### What the exercise asks
Please output the records below in full, exactly as given, but without the images.

^^^^^^^^^^^^^^^^

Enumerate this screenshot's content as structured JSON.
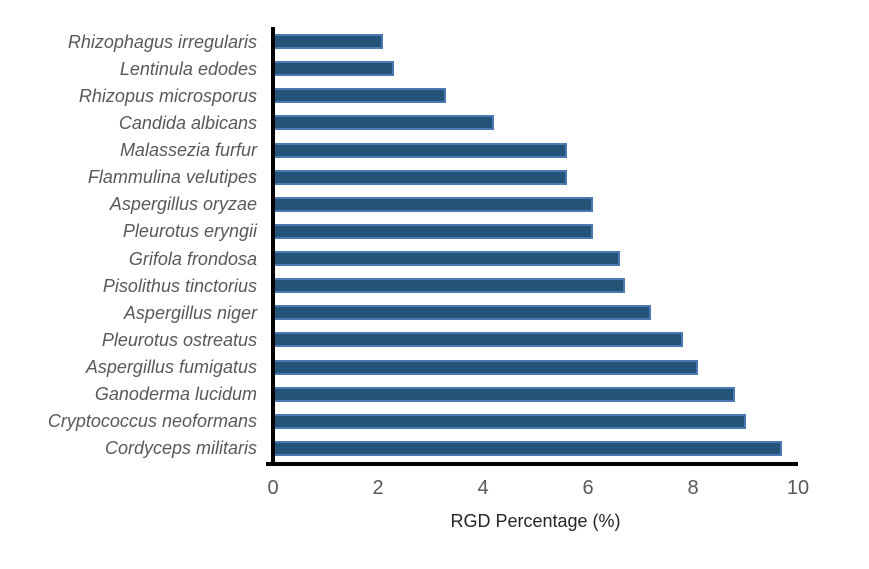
{
  "chart_data": {
    "type": "bar",
    "orientation": "horizontal",
    "title": "",
    "xlabel": "RGD Percentage (%)",
    "ylabel": "",
    "xlim": [
      0,
      10
    ],
    "xticks": [
      "0",
      "2",
      "4",
      "6",
      "8",
      "10"
    ],
    "grid": false,
    "legend": "none",
    "categories": [
      "Rhizophagus irregularis",
      "Lentinula edodes",
      "Rhizopus microsporus",
      "Candida albicans",
      "Malassezia furfur",
      "Flammulina velutipes",
      "Aspergillus oryzae",
      "Pleurotus eryngii",
      "Grifola frondosa",
      "Pisolithus tinctorius",
      "Aspergillus niger",
      "Pleurotus ostreatus",
      "Aspergillus fumigatus",
      "Ganoderma lucidum",
      "Cryptococcus neoformans",
      "Cordyceps militaris"
    ],
    "values": [
      2.1,
      2.3,
      3.3,
      4.2,
      5.6,
      5.6,
      6.1,
      6.1,
      6.6,
      6.7,
      7.2,
      7.8,
      8.1,
      8.8,
      9.0,
      9.7
    ],
    "category_style": "italic",
    "colors": {
      "bar_fill": "#235377",
      "bar_border": "#4C79B4",
      "axis_line": "#000000",
      "tick_label": "#595959",
      "category_label": "#595959",
      "axis_title": "#262626",
      "background": "#ffffff"
    }
  }
}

^^^^^^^^^^^^^^^^

### Exercise answer
Enumerate this screenshot's content as structured JSON.
{
  "chart_data": {
    "type": "bar",
    "orientation": "horizontal",
    "title": "",
    "xlabel": "RGD Percentage (%)",
    "ylabel": "",
    "xlim": [
      0,
      10
    ],
    "xticks": [
      "0",
      "2",
      "4",
      "6",
      "8",
      "10"
    ],
    "grid": false,
    "legend": "none",
    "categories": [
      "Rhizophagus irregularis",
      "Lentinula edodes",
      "Rhizopus microsporus",
      "Candida albicans",
      "Malassezia furfur",
      "Flammulina velutipes",
      "Aspergillus oryzae",
      "Pleurotus eryngii",
      "Grifola frondosa",
      "Pisolithus tinctorius",
      "Aspergillus niger",
      "Pleurotus ostreatus",
      "Aspergillus fumigatus",
      "Ganoderma lucidum",
      "Cryptococcus neoformans",
      "Cordyceps militaris"
    ],
    "values": [
      2.1,
      2.3,
      3.3,
      4.2,
      5.6,
      5.6,
      6.1,
      6.1,
      6.6,
      6.7,
      7.2,
      7.8,
      8.1,
      8.8,
      9.0,
      9.7
    ],
    "category_style": "italic",
    "colors": {
      "bar_fill": "#235377",
      "bar_border": "#4C79B4",
      "axis_line": "#000000",
      "tick_label": "#595959",
      "category_label": "#595959",
      "axis_title": "#262626",
      "background": "#ffffff"
    }
  }
}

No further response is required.